To do:
Look below. Copy each line that has "spread" in it.

(Chart and figure data)
* * * * * * * * *

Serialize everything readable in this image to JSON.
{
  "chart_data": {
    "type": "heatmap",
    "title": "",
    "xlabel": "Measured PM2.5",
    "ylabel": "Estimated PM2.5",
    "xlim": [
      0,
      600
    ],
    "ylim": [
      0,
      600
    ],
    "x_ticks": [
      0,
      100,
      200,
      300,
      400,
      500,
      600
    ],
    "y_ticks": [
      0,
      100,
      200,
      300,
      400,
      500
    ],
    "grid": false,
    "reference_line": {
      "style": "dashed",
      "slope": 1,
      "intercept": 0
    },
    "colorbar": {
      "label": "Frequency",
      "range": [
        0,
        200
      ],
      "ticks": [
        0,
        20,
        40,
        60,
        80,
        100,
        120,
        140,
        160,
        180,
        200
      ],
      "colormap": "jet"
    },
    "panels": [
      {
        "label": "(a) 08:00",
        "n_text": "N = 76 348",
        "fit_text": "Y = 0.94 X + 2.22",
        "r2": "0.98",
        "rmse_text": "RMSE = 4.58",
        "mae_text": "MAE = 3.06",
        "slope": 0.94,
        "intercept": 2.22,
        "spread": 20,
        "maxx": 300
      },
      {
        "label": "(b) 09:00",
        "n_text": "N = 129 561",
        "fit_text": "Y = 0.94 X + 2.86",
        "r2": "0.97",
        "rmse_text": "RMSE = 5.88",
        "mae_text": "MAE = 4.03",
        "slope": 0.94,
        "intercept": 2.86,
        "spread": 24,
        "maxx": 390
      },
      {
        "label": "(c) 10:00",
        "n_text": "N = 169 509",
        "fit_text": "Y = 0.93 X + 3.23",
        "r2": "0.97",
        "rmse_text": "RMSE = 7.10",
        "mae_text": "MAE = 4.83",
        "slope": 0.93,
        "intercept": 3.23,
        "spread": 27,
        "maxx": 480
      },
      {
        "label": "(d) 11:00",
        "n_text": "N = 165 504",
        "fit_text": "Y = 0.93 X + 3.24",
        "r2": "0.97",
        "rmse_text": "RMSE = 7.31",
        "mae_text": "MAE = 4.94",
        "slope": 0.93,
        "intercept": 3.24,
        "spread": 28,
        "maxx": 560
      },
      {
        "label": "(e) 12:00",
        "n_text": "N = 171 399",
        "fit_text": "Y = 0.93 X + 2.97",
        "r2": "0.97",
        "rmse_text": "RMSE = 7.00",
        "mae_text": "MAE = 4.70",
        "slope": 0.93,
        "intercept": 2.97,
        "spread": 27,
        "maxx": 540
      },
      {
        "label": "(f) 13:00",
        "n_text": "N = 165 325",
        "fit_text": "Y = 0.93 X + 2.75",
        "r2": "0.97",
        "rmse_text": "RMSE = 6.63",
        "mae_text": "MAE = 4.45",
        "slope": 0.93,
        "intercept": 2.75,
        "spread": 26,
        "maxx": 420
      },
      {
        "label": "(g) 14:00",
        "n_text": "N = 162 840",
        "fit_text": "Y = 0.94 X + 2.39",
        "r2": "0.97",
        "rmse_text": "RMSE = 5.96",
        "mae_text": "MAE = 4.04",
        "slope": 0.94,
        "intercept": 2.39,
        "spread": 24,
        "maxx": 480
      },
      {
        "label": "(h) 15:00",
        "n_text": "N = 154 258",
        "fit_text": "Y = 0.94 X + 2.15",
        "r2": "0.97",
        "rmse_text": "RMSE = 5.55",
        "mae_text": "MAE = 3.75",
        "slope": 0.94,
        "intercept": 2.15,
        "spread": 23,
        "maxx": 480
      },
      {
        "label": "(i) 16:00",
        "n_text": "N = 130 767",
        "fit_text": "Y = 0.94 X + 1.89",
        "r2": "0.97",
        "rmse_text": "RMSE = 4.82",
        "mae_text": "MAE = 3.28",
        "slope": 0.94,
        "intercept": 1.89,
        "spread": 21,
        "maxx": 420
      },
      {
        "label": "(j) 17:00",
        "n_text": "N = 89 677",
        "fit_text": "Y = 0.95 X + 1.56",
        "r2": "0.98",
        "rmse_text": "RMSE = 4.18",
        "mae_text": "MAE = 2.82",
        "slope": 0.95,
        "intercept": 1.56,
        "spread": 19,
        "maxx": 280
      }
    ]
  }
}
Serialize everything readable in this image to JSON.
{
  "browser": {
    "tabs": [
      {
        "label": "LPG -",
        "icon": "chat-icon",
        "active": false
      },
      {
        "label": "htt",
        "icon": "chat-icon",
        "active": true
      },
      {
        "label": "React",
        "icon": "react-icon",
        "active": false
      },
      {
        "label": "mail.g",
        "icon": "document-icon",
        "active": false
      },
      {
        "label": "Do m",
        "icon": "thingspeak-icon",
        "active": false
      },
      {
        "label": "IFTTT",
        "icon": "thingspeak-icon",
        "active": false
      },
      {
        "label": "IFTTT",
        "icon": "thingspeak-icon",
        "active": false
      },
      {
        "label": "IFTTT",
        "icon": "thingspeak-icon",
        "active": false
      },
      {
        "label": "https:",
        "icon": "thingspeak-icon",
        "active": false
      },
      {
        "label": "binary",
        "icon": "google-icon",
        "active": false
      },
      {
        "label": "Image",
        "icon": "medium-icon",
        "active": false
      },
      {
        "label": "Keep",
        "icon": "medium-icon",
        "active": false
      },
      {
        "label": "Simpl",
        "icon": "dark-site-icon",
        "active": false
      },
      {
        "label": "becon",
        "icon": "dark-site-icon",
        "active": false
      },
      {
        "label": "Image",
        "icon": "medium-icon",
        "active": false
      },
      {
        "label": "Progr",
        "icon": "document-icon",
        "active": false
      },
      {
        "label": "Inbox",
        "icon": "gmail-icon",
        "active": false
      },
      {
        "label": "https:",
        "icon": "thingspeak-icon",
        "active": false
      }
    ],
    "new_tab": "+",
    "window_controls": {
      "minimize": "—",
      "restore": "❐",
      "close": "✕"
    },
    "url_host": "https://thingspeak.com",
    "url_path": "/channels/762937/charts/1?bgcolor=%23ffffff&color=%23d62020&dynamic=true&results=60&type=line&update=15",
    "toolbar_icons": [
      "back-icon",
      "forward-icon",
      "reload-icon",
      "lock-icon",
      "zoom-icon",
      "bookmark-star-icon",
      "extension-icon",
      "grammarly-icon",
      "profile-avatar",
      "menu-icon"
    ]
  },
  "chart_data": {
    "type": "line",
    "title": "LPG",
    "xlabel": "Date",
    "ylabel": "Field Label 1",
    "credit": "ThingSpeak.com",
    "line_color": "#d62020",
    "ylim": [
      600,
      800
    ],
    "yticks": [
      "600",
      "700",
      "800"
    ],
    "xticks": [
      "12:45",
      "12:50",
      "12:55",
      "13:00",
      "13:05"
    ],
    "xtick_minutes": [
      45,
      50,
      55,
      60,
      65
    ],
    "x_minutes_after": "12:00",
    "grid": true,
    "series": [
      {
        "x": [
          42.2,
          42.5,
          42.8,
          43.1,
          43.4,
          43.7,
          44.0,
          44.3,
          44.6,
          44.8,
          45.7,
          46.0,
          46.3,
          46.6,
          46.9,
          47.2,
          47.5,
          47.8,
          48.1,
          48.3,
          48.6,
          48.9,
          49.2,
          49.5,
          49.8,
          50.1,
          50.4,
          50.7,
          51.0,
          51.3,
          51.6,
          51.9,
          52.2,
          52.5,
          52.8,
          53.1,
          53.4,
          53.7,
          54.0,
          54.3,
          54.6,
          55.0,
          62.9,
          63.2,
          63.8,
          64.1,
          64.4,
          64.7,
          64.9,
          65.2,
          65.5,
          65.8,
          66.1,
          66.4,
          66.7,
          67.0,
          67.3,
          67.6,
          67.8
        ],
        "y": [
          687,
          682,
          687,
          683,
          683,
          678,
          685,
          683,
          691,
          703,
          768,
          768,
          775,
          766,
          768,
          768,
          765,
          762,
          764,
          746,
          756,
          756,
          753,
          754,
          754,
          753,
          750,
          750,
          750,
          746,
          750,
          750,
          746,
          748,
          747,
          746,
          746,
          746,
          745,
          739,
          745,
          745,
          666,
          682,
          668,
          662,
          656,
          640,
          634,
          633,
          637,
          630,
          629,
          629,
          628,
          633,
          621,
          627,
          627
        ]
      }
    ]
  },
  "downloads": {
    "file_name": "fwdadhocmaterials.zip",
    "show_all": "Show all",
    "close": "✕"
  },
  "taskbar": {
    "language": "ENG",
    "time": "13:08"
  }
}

* * * * * * * * *

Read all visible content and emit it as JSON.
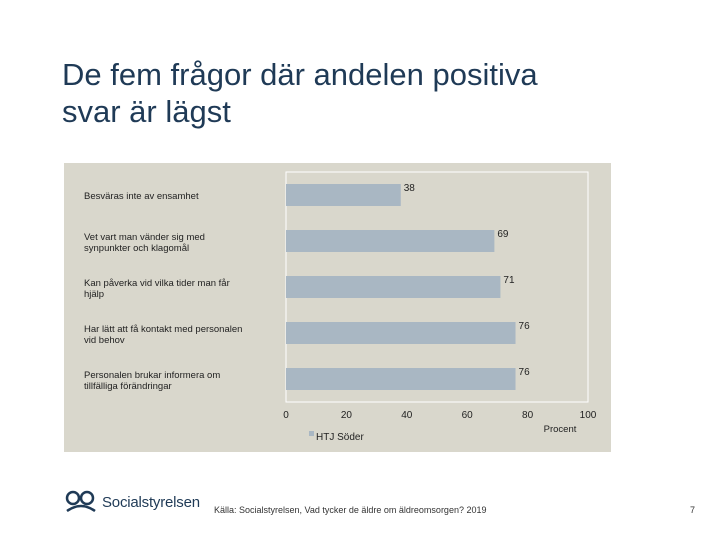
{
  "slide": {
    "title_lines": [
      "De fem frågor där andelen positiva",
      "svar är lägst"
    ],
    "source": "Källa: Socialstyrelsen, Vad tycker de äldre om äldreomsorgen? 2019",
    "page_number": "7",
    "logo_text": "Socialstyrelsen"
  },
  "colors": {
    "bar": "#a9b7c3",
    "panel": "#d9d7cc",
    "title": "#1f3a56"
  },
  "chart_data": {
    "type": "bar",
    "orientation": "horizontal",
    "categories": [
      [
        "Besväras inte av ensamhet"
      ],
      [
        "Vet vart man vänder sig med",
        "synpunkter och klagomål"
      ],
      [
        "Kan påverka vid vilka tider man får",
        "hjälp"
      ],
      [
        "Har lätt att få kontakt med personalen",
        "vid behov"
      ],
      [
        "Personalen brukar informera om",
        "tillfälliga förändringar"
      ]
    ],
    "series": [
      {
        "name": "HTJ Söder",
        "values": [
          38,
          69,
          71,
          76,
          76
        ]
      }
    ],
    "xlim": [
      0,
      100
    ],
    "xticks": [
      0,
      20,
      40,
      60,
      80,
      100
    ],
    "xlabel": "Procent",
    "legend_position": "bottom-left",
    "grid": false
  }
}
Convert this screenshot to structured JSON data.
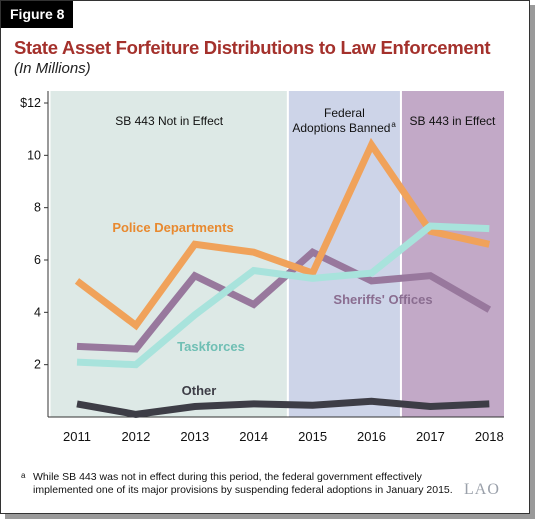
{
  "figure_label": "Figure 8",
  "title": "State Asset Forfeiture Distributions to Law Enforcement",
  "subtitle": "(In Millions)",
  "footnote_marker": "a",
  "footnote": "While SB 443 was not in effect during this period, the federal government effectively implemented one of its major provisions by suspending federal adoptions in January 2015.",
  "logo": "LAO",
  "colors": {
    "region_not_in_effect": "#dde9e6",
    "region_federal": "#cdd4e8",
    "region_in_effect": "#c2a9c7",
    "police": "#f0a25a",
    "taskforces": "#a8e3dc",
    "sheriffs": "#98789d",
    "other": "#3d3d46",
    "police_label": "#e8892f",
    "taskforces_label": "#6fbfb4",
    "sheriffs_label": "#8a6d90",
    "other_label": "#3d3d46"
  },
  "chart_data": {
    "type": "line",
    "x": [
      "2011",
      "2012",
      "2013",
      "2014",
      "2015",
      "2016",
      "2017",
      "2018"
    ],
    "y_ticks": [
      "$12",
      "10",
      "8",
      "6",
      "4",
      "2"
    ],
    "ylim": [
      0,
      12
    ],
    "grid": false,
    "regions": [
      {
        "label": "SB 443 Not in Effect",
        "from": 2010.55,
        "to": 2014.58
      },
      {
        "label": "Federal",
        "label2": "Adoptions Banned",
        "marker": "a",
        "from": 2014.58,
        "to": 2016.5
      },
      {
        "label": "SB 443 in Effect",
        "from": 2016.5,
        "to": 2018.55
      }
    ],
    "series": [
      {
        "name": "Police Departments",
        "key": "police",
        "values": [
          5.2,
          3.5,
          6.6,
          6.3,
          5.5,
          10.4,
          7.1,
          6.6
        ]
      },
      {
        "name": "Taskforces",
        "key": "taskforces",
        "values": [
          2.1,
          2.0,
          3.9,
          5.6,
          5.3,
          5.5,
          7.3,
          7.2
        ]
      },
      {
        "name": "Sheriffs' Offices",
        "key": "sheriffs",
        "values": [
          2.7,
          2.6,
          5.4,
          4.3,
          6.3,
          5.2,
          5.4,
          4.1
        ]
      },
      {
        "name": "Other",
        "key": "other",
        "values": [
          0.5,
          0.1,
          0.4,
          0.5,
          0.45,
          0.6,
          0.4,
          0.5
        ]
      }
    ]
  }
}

* * * * * * * * *

Response:
        "spread": 20,
        "spread": 24,
        "spread": 27,
        "spread": 28,
        "spread": 27,
        "spread": 26,
        "spread": 24,
        "spread": 23,
        "spread": 21,
        "spread": 19,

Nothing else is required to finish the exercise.